Tell me how many lines of the entries below include the string "duration", and give only the number.

(Figure record extracts)
==========
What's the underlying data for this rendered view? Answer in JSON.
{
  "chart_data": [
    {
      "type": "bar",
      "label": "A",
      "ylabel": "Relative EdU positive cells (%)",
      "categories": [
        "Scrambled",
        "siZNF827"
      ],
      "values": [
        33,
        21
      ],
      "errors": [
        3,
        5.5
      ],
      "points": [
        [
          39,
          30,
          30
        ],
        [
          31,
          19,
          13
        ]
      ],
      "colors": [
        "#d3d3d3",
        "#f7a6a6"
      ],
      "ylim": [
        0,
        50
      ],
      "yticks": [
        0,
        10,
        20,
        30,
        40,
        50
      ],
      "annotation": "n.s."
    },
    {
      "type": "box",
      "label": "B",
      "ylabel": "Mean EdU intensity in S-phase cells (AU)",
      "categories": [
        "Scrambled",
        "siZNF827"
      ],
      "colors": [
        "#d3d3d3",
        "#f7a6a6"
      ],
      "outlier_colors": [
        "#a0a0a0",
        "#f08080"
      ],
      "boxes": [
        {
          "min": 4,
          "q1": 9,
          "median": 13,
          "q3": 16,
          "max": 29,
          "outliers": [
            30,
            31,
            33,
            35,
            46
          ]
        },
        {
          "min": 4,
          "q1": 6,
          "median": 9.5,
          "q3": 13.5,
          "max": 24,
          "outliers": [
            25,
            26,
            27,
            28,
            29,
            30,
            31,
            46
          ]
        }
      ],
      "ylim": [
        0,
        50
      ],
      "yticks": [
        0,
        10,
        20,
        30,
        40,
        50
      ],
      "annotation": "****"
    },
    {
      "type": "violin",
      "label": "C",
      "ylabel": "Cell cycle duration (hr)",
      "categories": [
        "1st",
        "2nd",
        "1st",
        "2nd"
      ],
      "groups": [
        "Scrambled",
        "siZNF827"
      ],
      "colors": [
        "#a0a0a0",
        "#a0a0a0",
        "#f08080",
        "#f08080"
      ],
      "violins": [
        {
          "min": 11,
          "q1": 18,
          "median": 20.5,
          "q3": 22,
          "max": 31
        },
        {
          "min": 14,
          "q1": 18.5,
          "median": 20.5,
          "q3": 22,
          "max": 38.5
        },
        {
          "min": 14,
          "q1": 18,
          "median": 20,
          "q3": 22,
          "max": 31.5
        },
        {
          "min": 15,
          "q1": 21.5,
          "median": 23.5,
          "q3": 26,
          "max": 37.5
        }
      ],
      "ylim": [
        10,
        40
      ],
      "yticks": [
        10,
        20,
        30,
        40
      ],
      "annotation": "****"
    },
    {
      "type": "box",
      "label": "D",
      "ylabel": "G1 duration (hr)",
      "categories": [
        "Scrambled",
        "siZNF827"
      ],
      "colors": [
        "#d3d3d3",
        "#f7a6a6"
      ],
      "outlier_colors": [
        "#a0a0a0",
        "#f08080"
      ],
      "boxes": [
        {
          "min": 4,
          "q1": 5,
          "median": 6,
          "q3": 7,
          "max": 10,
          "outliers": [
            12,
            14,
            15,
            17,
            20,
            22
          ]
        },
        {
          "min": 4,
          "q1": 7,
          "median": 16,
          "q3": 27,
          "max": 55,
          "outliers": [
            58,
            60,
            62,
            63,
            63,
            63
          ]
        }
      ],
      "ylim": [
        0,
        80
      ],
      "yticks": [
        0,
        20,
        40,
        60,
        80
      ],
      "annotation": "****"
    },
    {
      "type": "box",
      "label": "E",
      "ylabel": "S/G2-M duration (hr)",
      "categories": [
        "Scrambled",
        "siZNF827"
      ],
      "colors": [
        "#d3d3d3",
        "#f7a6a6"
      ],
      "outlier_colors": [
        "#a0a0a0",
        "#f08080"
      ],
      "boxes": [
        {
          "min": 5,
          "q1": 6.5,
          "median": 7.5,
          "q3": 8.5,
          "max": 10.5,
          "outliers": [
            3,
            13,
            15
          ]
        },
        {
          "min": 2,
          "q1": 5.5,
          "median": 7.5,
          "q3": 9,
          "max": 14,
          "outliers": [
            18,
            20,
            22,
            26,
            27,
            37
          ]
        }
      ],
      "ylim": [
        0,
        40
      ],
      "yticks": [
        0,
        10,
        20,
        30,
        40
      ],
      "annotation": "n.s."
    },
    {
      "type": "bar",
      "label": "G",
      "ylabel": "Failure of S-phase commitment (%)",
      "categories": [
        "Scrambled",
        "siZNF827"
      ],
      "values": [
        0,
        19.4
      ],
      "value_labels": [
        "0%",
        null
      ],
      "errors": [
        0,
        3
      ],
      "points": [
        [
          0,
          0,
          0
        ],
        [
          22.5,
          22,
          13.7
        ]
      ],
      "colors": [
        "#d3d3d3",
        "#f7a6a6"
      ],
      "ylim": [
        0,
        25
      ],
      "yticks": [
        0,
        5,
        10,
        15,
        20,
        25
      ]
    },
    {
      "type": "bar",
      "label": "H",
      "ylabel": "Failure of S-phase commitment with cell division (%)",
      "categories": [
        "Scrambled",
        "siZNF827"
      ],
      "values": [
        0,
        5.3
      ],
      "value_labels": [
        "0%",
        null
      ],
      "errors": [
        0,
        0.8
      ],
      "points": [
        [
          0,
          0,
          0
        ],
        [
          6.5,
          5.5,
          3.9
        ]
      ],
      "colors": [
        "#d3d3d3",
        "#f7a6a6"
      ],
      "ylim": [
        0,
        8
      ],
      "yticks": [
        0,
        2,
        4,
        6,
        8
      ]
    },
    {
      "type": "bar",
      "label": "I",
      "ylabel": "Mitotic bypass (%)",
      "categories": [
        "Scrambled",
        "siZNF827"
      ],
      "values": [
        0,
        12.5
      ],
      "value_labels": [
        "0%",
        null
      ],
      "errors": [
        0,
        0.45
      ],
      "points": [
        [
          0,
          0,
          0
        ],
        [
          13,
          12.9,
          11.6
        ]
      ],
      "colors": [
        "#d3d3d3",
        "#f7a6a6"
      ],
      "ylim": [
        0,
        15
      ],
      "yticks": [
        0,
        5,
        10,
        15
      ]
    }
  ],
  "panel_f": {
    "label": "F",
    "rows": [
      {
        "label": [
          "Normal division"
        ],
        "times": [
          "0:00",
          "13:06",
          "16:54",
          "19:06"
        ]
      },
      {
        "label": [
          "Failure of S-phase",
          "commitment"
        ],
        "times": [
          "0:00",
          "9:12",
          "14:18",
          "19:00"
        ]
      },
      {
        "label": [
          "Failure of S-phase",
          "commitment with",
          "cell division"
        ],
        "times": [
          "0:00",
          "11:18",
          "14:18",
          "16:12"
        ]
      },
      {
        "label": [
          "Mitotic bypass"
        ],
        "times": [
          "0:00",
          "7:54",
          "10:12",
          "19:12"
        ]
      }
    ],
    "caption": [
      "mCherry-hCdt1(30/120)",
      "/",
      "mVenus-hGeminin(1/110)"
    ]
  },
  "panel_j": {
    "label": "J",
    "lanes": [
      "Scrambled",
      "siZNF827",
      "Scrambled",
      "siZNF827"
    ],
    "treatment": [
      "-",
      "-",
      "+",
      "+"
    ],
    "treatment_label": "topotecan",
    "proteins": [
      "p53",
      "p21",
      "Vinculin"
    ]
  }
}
==========
> **Written solution**: 3